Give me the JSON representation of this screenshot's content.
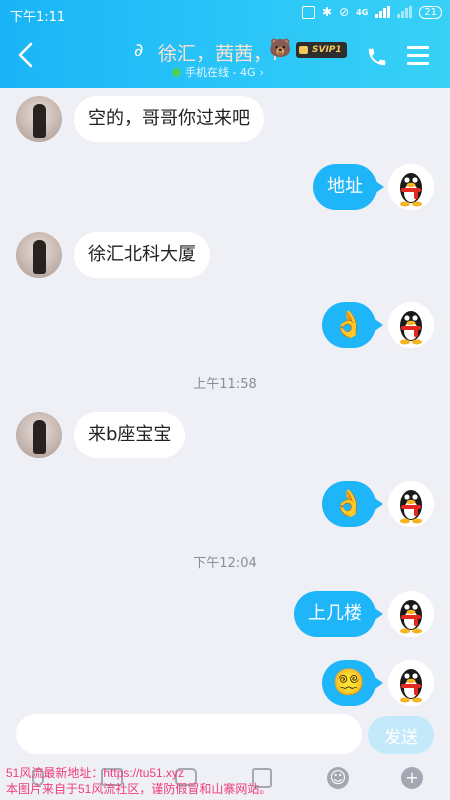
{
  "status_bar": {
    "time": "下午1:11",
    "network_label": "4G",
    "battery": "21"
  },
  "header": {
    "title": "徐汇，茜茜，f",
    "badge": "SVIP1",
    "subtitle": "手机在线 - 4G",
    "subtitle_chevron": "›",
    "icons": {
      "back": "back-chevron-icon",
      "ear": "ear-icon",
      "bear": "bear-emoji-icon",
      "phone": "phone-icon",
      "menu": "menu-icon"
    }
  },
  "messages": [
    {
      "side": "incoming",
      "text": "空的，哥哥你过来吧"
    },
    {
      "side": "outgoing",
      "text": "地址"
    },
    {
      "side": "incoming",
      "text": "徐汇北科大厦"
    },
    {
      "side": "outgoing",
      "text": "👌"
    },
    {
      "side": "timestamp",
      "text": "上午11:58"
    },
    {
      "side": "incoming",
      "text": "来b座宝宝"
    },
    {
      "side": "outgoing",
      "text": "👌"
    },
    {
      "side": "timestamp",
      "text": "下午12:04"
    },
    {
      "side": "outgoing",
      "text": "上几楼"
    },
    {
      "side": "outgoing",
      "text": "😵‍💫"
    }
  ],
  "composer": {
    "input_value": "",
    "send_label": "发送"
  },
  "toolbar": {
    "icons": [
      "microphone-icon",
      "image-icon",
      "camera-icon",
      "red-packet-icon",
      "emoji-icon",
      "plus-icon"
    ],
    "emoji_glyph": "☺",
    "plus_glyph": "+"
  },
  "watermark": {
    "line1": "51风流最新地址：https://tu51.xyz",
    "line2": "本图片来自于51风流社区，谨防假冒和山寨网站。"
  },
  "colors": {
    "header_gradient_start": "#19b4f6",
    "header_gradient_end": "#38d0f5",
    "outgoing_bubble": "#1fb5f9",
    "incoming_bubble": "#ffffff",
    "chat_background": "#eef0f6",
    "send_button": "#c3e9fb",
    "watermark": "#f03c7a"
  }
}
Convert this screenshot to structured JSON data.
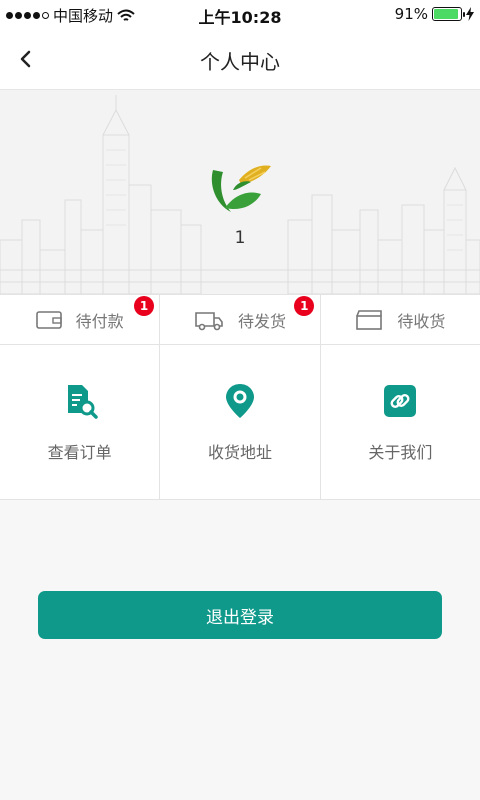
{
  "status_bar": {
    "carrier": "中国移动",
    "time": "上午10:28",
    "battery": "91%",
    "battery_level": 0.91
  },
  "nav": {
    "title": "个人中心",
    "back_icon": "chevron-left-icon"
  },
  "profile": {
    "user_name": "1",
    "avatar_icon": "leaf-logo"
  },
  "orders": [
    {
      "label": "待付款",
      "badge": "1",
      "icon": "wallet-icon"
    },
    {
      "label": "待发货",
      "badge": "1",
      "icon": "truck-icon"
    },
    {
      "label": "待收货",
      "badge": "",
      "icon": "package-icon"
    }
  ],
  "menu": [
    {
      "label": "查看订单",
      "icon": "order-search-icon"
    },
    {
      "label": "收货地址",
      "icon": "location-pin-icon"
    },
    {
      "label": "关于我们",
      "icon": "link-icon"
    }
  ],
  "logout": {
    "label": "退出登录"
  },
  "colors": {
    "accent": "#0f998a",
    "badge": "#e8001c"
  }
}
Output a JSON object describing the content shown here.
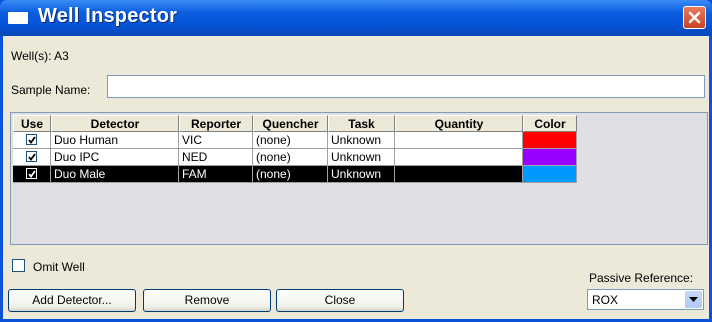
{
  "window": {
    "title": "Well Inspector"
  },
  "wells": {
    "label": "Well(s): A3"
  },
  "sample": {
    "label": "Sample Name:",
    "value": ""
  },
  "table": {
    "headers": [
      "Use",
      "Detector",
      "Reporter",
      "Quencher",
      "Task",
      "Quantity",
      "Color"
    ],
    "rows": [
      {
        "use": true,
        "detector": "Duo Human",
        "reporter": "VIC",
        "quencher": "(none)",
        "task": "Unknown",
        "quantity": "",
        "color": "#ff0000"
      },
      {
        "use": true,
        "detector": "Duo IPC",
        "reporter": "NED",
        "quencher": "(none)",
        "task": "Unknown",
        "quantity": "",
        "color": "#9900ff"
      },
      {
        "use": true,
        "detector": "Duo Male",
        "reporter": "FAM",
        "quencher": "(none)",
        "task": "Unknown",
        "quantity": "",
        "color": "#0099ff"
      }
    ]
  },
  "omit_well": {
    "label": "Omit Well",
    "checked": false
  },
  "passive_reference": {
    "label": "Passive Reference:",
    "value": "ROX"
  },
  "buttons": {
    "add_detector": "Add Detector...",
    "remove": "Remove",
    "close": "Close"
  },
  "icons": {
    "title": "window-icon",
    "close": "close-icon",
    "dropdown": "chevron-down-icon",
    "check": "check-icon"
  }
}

### Exercise instructions
The entries above are to be returned exactly, without their pictures.

### Task solution
Give me the JSON representation of this screenshot's content.
{
  "status_bar": {
    "time": "下午1:11",
    "network_label": "4G",
    "battery": "21"
  },
  "header": {
    "title": "徐汇，茜茜，f",
    "badge": "SVIP1",
    "subtitle": "手机在线 - 4G",
    "subtitle_chevron": "›",
    "icons": {
      "back": "back-chevron-icon",
      "ear": "ear-icon",
      "bear": "bear-emoji-icon",
      "phone": "phone-icon",
      "menu": "menu-icon"
    }
  },
  "messages": [
    {
      "side": "incoming",
      "text": "空的，哥哥你过来吧"
    },
    {
      "side": "outgoing",
      "text": "地址"
    },
    {
      "side": "incoming",
      "text": "徐汇北科大厦"
    },
    {
      "side": "outgoing",
      "text": "👌"
    },
    {
      "side": "timestamp",
      "text": "上午11:58"
    },
    {
      "side": "incoming",
      "text": "来b座宝宝"
    },
    {
      "side": "outgoing",
      "text": "👌"
    },
    {
      "side": "timestamp",
      "text": "下午12:04"
    },
    {
      "side": "outgoing",
      "text": "上几楼"
    },
    {
      "side": "outgoing",
      "text": "😵‍💫"
    }
  ],
  "composer": {
    "input_value": "",
    "send_label": "发送"
  },
  "toolbar": {
    "icons": [
      "microphone-icon",
      "image-icon",
      "camera-icon",
      "red-packet-icon",
      "emoji-icon",
      "plus-icon"
    ],
    "emoji_glyph": "☺",
    "plus_glyph": "+"
  },
  "watermark": {
    "line1": "51风流最新地址：https://tu51.xyz",
    "line2": "本图片来自于51风流社区，谨防假冒和山寨网站。"
  },
  "colors": {
    "header_gradient_start": "#19b4f6",
    "header_gradient_end": "#38d0f5",
    "outgoing_bubble": "#1fb5f9",
    "incoming_bubble": "#ffffff",
    "chat_background": "#eef0f6",
    "send_button": "#c3e9fb",
    "watermark": "#f03c7a"
  }
}
Convert this screenshot to structured JSON data.
{
  "status_bar": {
    "carrier": "中国移动",
    "time": "上午10:28",
    "battery": "91%",
    "battery_level": 0.91
  },
  "nav": {
    "title": "个人中心",
    "back_icon": "chevron-left-icon"
  },
  "profile": {
    "user_name": "1",
    "avatar_icon": "leaf-logo"
  },
  "orders": [
    {
      "label": "待付款",
      "badge": "1",
      "icon": "wallet-icon"
    },
    {
      "label": "待发货",
      "badge": "1",
      "icon": "truck-icon"
    },
    {
      "label": "待收货",
      "badge": "",
      "icon": "package-icon"
    }
  ],
  "menu": [
    {
      "label": "查看订单",
      "icon": "order-search-icon"
    },
    {
      "label": "收货地址",
      "icon": "location-pin-icon"
    },
    {
      "label": "关于我们",
      "icon": "link-icon"
    }
  ],
  "logout": {
    "label": "退出登录"
  },
  "colors": {
    "accent": "#0f998a",
    "badge": "#e8001c"
  }
}
Output a JSON object describing the content shown here.
{
  "window": {
    "title": "Well Inspector"
  },
  "wells": {
    "label": "Well(s): A3"
  },
  "sample": {
    "label": "Sample Name:",
    "value": ""
  },
  "table": {
    "headers": [
      "Use",
      "Detector",
      "Reporter",
      "Quencher",
      "Task",
      "Quantity",
      "Color"
    ],
    "rows": [
      {
        "use": true,
        "detector": "Duo Human",
        "reporter": "VIC",
        "quencher": "(none)",
        "task": "Unknown",
        "quantity": "",
        "color": "#ff0000"
      },
      {
        "use": true,
        "detector": "Duo IPC",
        "reporter": "NED",
        "quencher": "(none)",
        "task": "Unknown",
        "quantity": "",
        "color": "#9900ff"
      },
      {
        "use": true,
        "detector": "Duo Male",
        "reporter": "FAM",
        "quencher": "(none)",
        "task": "Unknown",
        "quantity": "",
        "color": "#0099ff"
      }
    ]
  },
  "omit_well": {
    "label": "Omit Well",
    "checked": false
  },
  "passive_reference": {
    "label": "Passive Reference:",
    "value": "ROX"
  },
  "buttons": {
    "add_detector": "Add Detector...",
    "remove": "Remove",
    "close": "Close"
  },
  "icons": {
    "title": "window-icon",
    "close": "close-icon",
    "dropdown": "chevron-down-icon",
    "check": "check-icon"
  }
}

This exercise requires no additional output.